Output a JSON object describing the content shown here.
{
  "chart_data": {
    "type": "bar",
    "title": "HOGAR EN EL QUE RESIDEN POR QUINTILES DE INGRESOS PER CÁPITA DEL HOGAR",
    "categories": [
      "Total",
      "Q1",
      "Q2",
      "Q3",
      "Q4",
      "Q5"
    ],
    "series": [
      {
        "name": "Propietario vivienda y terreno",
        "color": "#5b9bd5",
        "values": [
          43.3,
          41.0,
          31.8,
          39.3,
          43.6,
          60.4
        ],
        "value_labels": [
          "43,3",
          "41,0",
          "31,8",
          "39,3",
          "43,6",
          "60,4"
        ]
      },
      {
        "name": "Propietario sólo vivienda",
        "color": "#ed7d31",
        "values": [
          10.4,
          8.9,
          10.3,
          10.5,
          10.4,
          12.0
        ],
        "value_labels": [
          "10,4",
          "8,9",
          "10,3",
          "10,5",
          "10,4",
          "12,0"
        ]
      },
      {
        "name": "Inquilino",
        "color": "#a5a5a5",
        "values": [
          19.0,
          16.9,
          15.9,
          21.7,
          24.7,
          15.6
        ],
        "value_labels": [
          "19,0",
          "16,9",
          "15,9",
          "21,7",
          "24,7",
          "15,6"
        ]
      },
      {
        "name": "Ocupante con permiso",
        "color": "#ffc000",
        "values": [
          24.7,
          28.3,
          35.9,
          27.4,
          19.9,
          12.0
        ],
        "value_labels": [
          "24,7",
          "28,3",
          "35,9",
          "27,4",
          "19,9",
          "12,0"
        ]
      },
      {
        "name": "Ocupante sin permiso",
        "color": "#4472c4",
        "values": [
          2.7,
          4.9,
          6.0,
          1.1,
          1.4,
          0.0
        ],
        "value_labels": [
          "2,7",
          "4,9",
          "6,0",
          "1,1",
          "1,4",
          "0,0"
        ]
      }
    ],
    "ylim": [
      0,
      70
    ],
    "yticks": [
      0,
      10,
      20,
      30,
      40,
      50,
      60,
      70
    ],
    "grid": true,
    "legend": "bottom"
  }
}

-----

### WORK TO COMPLETE
Pick out and copy the lines of the material that include the word "Ocupante".

### TASK RESULT
        "name": "Ocupante con permiso",
        "name": "Ocupante sin permiso",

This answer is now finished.